**Work to complete**.
Type the records out again in full, exactly.

**The input**.
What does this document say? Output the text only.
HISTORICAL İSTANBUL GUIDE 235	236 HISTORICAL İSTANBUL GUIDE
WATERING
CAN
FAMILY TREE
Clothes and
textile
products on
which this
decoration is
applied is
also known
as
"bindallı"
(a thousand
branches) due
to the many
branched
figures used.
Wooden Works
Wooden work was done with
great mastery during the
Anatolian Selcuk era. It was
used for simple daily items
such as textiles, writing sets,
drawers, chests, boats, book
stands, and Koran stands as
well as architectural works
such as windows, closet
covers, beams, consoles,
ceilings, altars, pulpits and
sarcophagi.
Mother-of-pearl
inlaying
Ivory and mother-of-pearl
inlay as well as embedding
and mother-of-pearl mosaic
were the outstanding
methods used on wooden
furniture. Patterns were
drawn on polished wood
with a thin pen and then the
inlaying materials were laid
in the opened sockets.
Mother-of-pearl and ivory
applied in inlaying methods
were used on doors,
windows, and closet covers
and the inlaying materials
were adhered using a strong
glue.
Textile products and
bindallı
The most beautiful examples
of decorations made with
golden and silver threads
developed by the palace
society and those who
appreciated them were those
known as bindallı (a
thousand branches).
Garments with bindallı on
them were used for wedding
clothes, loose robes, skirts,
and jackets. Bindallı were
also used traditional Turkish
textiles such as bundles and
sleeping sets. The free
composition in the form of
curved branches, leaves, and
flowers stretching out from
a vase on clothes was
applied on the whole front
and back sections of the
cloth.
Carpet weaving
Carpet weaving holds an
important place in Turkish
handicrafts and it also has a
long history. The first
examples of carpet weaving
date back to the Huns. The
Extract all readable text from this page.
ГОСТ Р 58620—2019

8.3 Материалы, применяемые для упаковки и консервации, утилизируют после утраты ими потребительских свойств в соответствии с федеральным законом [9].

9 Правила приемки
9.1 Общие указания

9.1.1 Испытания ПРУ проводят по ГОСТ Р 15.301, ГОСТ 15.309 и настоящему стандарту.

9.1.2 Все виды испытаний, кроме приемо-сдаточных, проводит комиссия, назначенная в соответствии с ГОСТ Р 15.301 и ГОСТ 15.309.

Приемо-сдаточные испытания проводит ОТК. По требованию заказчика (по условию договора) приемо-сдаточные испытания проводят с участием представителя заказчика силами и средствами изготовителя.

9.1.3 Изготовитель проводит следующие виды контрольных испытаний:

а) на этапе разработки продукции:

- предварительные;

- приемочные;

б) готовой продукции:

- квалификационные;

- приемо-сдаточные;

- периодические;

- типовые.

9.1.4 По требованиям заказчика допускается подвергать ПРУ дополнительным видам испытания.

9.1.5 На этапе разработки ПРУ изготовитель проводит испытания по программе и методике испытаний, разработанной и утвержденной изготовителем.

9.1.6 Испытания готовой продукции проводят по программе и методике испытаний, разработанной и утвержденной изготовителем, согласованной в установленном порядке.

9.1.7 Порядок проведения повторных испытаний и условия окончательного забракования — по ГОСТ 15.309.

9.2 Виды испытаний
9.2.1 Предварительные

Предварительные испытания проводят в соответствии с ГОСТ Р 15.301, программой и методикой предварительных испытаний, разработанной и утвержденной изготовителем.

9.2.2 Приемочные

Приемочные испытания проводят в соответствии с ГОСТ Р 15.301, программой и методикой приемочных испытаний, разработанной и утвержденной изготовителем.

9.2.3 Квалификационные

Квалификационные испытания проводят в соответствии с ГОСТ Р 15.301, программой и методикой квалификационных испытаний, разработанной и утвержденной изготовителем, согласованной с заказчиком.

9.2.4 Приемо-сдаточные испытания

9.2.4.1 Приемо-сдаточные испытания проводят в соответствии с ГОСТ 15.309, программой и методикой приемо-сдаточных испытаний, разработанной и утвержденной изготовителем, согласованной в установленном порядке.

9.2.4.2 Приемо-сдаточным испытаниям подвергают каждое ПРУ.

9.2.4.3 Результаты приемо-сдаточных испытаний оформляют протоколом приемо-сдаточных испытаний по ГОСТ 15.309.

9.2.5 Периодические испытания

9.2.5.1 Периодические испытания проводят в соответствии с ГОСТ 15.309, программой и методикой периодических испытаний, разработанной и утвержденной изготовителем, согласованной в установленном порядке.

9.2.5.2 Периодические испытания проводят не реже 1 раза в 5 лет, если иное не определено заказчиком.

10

**Response below**.
What does this document say? Output the text only.
HISTORICAL İSTANBUL GUIDE 235	236 HISTORICAL İSTANBUL GUIDE
WATERING
CAN
FAMILY TREE
Clothes and
textile
products on
which this
decoration is
applied is
also known
as
"bindallı"
(a thousand
branches) due
to the many
branched
figures used.
Wooden Works
Wooden work was done with
great mastery during the
Anatolian Selcuk era. It was
used for simple daily items
such as textiles, writing sets,
drawers, chests, boats, book
stands, and Koran stands as
well as architectural works
such as windows, closet
covers, beams, consoles,
ceilings, altars, pulpits and
sarcophagi.
Mother-of-pearl
inlaying
Ivory and mother-of-pearl
inlay as well as embedding
and mother-of-pearl mosaic
were the outstanding
methods used on wooden
furniture. Patterns were
drawn on polished wood
with a thin pen and then the
inlaying materials were laid
in the opened sockets.
Mother-of-pearl and ivory
applied in inlaying methods
were used on doors,
windows, and closet covers
and the inlaying materials
were adhered using a strong
glue.
Textile products and
bindallı
The most beautiful examples
of decorations made with
golden and silver threads
developed by the palace
society and those who
appreciated them were those
known as bindallı (a
thousand branches).
Garments with bindallı on
them were used for wedding
clothes, loose robes, skirts,
and jackets. Bindallı were
also used traditional Turkish
textiles such as bundles and
sleeping sets. The free
composition in the form of
curved branches, leaves, and
flowers stretching out from
a vase on clothes was
applied on the whole front
and back sections of the
cloth.
Carpet weaving
Carpet weaving holds an
important place in Turkish
handicrafts and it also has a
long history. The first
examples of carpet weaving
date back to the Huns. The
Extract all readable text from this page.
ГОСТ Р 58620—2019

8.3 Материалы, применяемые для упаковки и консервации, утилизируют после утраты ими потребительских свойств в соответствии с федеральным законом [9].

9 Правила приемки
9.1 Общие указания

9.1.1 Испытания ПРУ проводят по ГОСТ Р 15.301, ГОСТ 15.309 и настоящему стандарту.

9.1.2 Все виды испытаний, кроме приемо-сдаточных, проводит комиссия, назначенная в соответствии с ГОСТ Р 15.301 и ГОСТ 15.309.

Приемо-сдаточные испытания проводит ОТК. По требованию заказчика (по условию договора) приемо-сдаточные испытания проводят с участием представителя заказчика силами и средствами изготовителя.

9.1.3 Изготовитель проводит следующие виды контрольных испытаний:

а) на этапе разработки продукции:

- предварительные;

- приемочные;

б) готовой продукции:

- квалификационные;

- приемо-сдаточные;

- периодические;

- типовые.

9.1.4 По требованиям заказчика допускается подвергать ПРУ дополнительным видам испытания.

9.1.5 На этапе разработки ПРУ изготовитель проводит испытания по программе и методике испытаний, разработанной и утвержденной изготовителем.

9.1.6 Испытания готовой продукции проводят по программе и методике испытаний, разработанной и утвержденной изготовителем, согласованной в установленном порядке.

9.1.7 Порядок проведения повторных испытаний и условия окончательного забракования — по ГОСТ 15.309.

9.2 Виды испытаний
9.2.1 Предварительные

Предварительные испытания проводят в соответствии с ГОСТ Р 15.301, программой и методикой предварительных испытаний, разработанной и утвержденной изготовителем.

9.2.2 Приемочные

Приемочные испытания проводят в соответствии с ГОСТ Р 15.301, программой и методикой приемочных испытаний, разработанной и утвержденной изготовителем.

9.2.3 Квалификационные

Квалификационные испытания проводят в соответствии с ГОСТ Р 15.301, программой и методикой квалификационных испытаний, разработанной и утвержденной изготовителем, согласованной с заказчиком.

9.2.4 Приемо-сдаточные испытания

9.2.4.1 Приемо-сдаточные испытания проводят в соответствии с ГОСТ 15.309, программой и методикой приемо-сдаточных испытаний, разработанной и утвержденной изготовителем, согласованной в установленном порядке.

9.2.4.2 Приемо-сдаточным испытаниям подвергают каждое ПРУ.

9.2.4.3 Результаты приемо-сдаточных испытаний оформляют протоколом приемо-сдаточных испытаний по ГОСТ 15.309.

9.2.5 Периодические испытания

9.2.5.1 Периодические испытания проводят в соответствии с ГОСТ 15.309, программой и методикой периодических испытаний, разработанной и утвержденной изготовителем, согласованной в установленном порядке.

9.2.5.2 Периодические испытания проводят не реже 1 раза в 5 лет, если иное не определено заказчиком.

10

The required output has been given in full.